### Provided material
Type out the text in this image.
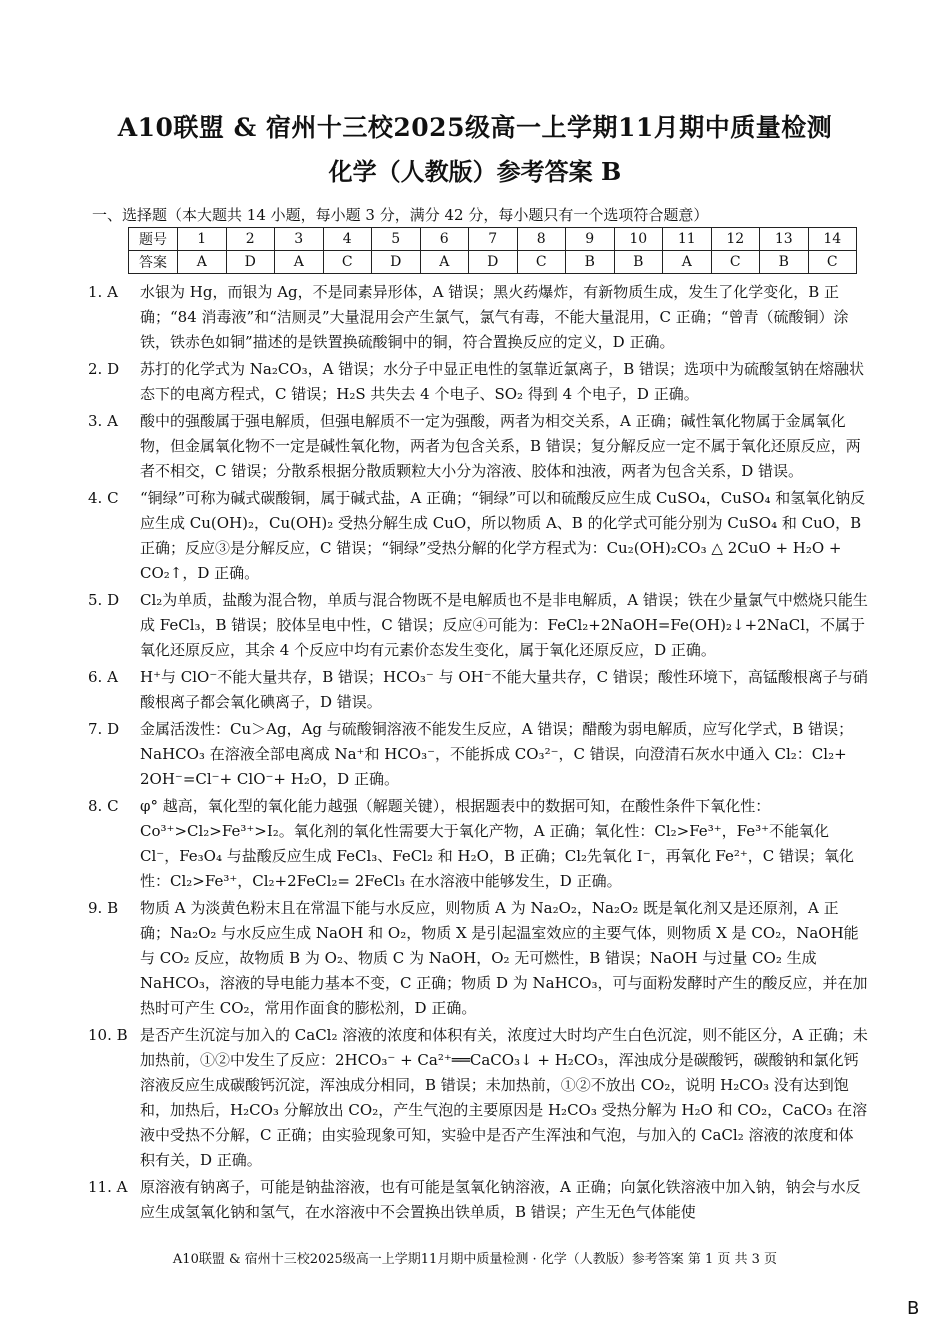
A10联盟 & 宿州十三校2025级高一上学期11月期中质量检测
化学（人教版）参考答案 B
一、选择题（本大题共 14 小题，每小题 3 分，满分 42 分，每小题只有一个选项符合题意）
题号	1	2	3	4	5	6	7	8	9	10	11	12	13	14
答案	A	D	A	C	D	A	D	C	B	B	A	C	B	C
1. A	水银为 Hg，而银为 Ag，不是同素异形体，A 错误；黑火药爆炸，有新物质生成，发生了化学变化，B 正确；“84 消毒液”和“洁厕灵”大量混用会产生氯气，氯气有毒，不能大量混用，C 正确；“曾青（硫酸铜）涂铁，铁赤色如铜”描述的是铁置换硫酸铜中的铜，符合置换反应的定义，D 正确。
2. D	苏打的化学式为 Na₂CO₃，A 错误；水分子中显正电性的氢靠近氯离子，B 错误；选项中为硫酸氢钠在熔融状态下的电离方程式，C 错误；H₂S 共失去 4 个电子、SO₂ 得到 4 个电子，D 正确。
3. A	酸中的强酸属于强电解质，但强电解质不一定为强酸，两者为相交关系，A 正确；碱性氧化物属于金属氧化物，但金属氧化物不一定是碱性氧化物，两者为包含关系，B 错误；复分解反应一定不属于氧化还原反应，两者不相交，C 错误；分散系根据分散质颗粒大小分为溶液、胶体和浊液，两者为包含关系，D 错误。
4. C	“铜绿”可称为碱式碳酸铜，属于碱式盐，A 正确；“铜绿”可以和硫酸反应生成 CuSO₄，CuSO₄ 和氢氧化钠反应生成 Cu(OH)₂，Cu(OH)₂ 受热分解生成 CuO，所以物质 A、B 的化学式可能分别为 CuSO₄ 和 CuO，B 正确；反应③是分解反应，C 错误；“铜绿”受热分解的化学方程式为：Cu₂(OH)₂CO₃ △ 2CuO + H₂O + CO₂↑，D 正确。
5. D	Cl₂为单质，盐酸为混合物，单质与混合物既不是电解质也不是非电解质，A 错误；铁在少量氯气中燃烧只能生成 FeCl₃，B 错误；胶体呈电中性，C 错误；反应④可能为：FeCl₂+2NaOH=Fe(OH)₂↓+2NaCl，不属于氧化还原反应，其余 4 个反应中均有元素价态发生变化，属于氧化还原反应，D 正确。
6. A	H⁺与 ClO⁻不能大量共存，B 错误；HCO₃⁻ 与 OH⁻不能大量共存，C 错误；酸性环境下，高锰酸根离子与硝酸根离子都会氧化碘离子，D 错误。
7. D	金属活泼性：Cu＞Ag，Ag 与硫酸铜溶液不能发生反应，A 错误；醋酸为弱电解质，应写化学式，B 错误；NaHCO₃ 在溶液全部电离成 Na⁺和 HCO₃⁻，不能拆成 CO₃²⁻，C 错误，向澄清石灰水中通入 Cl₂：Cl₂+ 2OH⁻=Cl⁻+ ClO⁻+ H₂O，D 正确。
8. C	φ° 越高，氧化型的氧化能力越强（解题关键），根据题表中的数据可知，在酸性条件下氧化性：Co³⁺>Cl₂>Fe³⁺>I₂。氧化剂的氧化性需要大于氧化产物，A 正确；氧化性：Cl₂>Fe³⁺，Fe³⁺不能氧化 Cl⁻，Fe₃O₄ 与盐酸反应生成 FeCl₃、FeCl₂ 和 H₂O，B 正确；Cl₂先氧化 I⁻，再氧化 Fe²⁺，C 错误；氧化性：Cl₂>Fe³⁺，Cl₂+2FeCl₂= 2FeCl₃ 在水溶液中能够发生，D 正确。
9. B	物质 A 为淡黄色粉末且在常温下能与水反应，则物质 A 为 Na₂O₂，Na₂O₂ 既是氧化剂又是还原剂，A 正确；Na₂O₂ 与水反应生成 NaOH 和 O₂，物质 X 是引起温室效应的主要气体，则物质 X 是 CO₂，NaOH能与 CO₂ 反应，故物质 B 为 O₂、物质 C 为 NaOH，O₂ 无可燃性，B 错误；NaOH 与过量 CO₂ 生成 NaHCO₃，溶液的导电能力基本不变，C 正确；物质 D 为 NaHCO₃，可与面粉发酵时产生的酸反应，并在加热时可产生 CO₂，常用作面食的膨松剂，D 正确。
10. B 是否产生沉淀与加入的 CaCl₂ 溶液的浓度和体积有关，浓度过大时均产生白色沉淀，则不能区分，A 正确；未加热前，①②中发生了反应：2HCO₃⁻ + Ca²⁺══CaCO₃↓ + H₂CO₃，浑浊成分是碳酸钙，碳酸钠和氯化钙溶液反应生成碳酸钙沉淀，浑浊成分相同，B 错误；未加热前，①②不放出 CO₂，说明 H₂CO₃ 没有达到饱和，加热后，H₂CO₃ 分解放出 CO₂，产生气泡的主要原因是 H₂CO₃ 受热分解为 H₂O 和 CO₂，CaCO₃ 在溶液中受热不分解，C 正确；由实验现象可知，实验中是否产生浑浊和气泡，与加入的 CaCl₂ 溶液的浓度和体积有关，D 正确。
11. A 原溶液有钠离子，可能是钠盐溶液，也有可能是氢氧化钠溶液，A 正确；向氯化铁溶液中加入钠，钠会与水反应生成氢氧化钠和氢气，在水溶液中不会置换出铁单质，B 错误；产生无色气体能使
A10联盟 & 宿州十三校2025级高一上学期11月期中质量检测 · 化学（人教版）参考答案 第 1 页 共 3 页
B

### Required task
Copy every entry exactly as written. Pictures are excluded.

### Worked answer
Type out the text in this image.
A10联盟 & 宿州十三校2025级高一上学期11月期中质量检测
化学（人教版）参考答案 B
一、选择题（本大题共 14 小题，每小题 3 分，满分 42 分，每小题只有一个选项符合题意）
题号	1	2	3	4	5	6	7	8	9	10	11	12	13	14
答案	A	D	A	C	D	A	D	C	B	B	A	C	B	C
1. A	水银为 Hg，而银为 Ag，不是同素异形体，A 错误；黑火药爆炸，有新物质生成，发生了化学变化，B 正确；“84 消毒液”和“洁厕灵”大量混用会产生氯气，氯气有毒，不能大量混用，C 正确；“曾青（硫酸铜）涂铁，铁赤色如铜”描述的是铁置换硫酸铜中的铜，符合置换反应的定义，D 正确。
2. D	苏打的化学式为 Na₂CO₃，A 错误；水分子中显正电性的氢靠近氯离子，B 错误；选项中为硫酸氢钠在熔融状态下的电离方程式，C 错误；H₂S 共失去 4 个电子、SO₂ 得到 4 个电子，D 正确。
3. A	酸中的强酸属于强电解质，但强电解质不一定为强酸，两者为相交关系，A 正确；碱性氧化物属于金属氧化物，但金属氧化物不一定是碱性氧化物，两者为包含关系，B 错误；复分解反应一定不属于氧化还原反应，两者不相交，C 错误；分散系根据分散质颗粒大小分为溶液、胶体和浊液，两者为包含关系，D 错误。
4. C	“铜绿”可称为碱式碳酸铜，属于碱式盐，A 正确；“铜绿”可以和硫酸反应生成 CuSO₄，CuSO₄ 和氢氧化钠反应生成 Cu(OH)₂，Cu(OH)₂ 受热分解生成 CuO，所以物质 A、B 的化学式可能分别为 CuSO₄ 和 CuO，B 正确；反应③是分解反应，C 错误；“铜绿”受热分解的化学方程式为：Cu₂(OH)₂CO₃ △ 2CuO + H₂O + CO₂↑，D 正确。
5. D	Cl₂为单质，盐酸为混合物，单质与混合物既不是电解质也不是非电解质，A 错误；铁在少量氯气中燃烧只能生成 FeCl₃，B 错误；胶体呈电中性，C 错误；反应④可能为：FeCl₂+2NaOH=Fe(OH)₂↓+2NaCl，不属于氧化还原反应，其余 4 个反应中均有元素价态发生变化，属于氧化还原反应，D 正确。
6. A	H⁺与 ClO⁻不能大量共存，B 错误；HCO₃⁻ 与 OH⁻不能大量共存，C 错误；酸性环境下，高锰酸根离子与硝酸根离子都会氧化碘离子，D 错误。
7. D	金属活泼性：Cu＞Ag，Ag 与硫酸铜溶液不能发生反应，A 错误；醋酸为弱电解质，应写化学式，B 错误；NaHCO₃ 在溶液全部电离成 Na⁺和 HCO₃⁻，不能拆成 CO₃²⁻，C 错误，向澄清石灰水中通入 Cl₂：Cl₂+ 2OH⁻=Cl⁻+ ClO⁻+ H₂O，D 正确。
8. C	φ° 越高，氧化型的氧化能力越强（解题关键），根据题表中的数据可知，在酸性条件下氧化性：Co³⁺>Cl₂>Fe³⁺>I₂。氧化剂的氧化性需要大于氧化产物，A 正确；氧化性：Cl₂>Fe³⁺，Fe³⁺不能氧化 Cl⁻，Fe₃O₄ 与盐酸反应生成 FeCl₃、FeCl₂ 和 H₂O，B 正确；Cl₂先氧化 I⁻，再氧化 Fe²⁺，C 错误；氧化性：Cl₂>Fe³⁺，Cl₂+2FeCl₂= 2FeCl₃ 在水溶液中能够发生，D 正确。
9. B	物质 A 为淡黄色粉末且在常温下能与水反应，则物质 A 为 Na₂O₂，Na₂O₂ 既是氧化剂又是还原剂，A 正确；Na₂O₂ 与水反应生成 NaOH 和 O₂，物质 X 是引起温室效应的主要气体，则物质 X 是 CO₂，NaOH能与 CO₂ 反应，故物质 B 为 O₂、物质 C 为 NaOH，O₂ 无可燃性，B 错误；NaOH 与过量 CO₂ 生成 NaHCO₃，溶液的导电能力基本不变，C 正确；物质 D 为 NaHCO₃，可与面粉发酵时产生的酸反应，并在加热时可产生 CO₂，常用作面食的膨松剂，D 正确。
10. B 是否产生沉淀与加入的 CaCl₂ 溶液的浓度和体积有关，浓度过大时均产生白色沉淀，则不能区分，A 正确；未加热前，①②中发生了反应：2HCO₃⁻ + Ca²⁺══CaCO₃↓ + H₂CO₃，浑浊成分是碳酸钙，碳酸钠和氯化钙溶液反应生成碳酸钙沉淀，浑浊成分相同，B 错误；未加热前，①②不放出 CO₂，说明 H₂CO₃ 没有达到饱和，加热后，H₂CO₃ 分解放出 CO₂，产生气泡的主要原因是 H₂CO₃ 受热分解为 H₂O 和 CO₂，CaCO₃ 在溶液中受热不分解，C 正确；由实验现象可知，实验中是否产生浑浊和气泡，与加入的 CaCl₂ 溶液的浓度和体积有关，D 正确。
11. A 原溶液有钠离子，可能是钠盐溶液，也有可能是氢氧化钠溶液，A 正确；向氯化铁溶液中加入钠，钠会与水反应生成氢氧化钠和氢气，在水溶液中不会置换出铁单质，B 错误；产生无色气体能使
A10联盟 & 宿州十三校2025级高一上学期11月期中质量检测 · 化学（人教版）参考答案 第 1 页 共 3 页
B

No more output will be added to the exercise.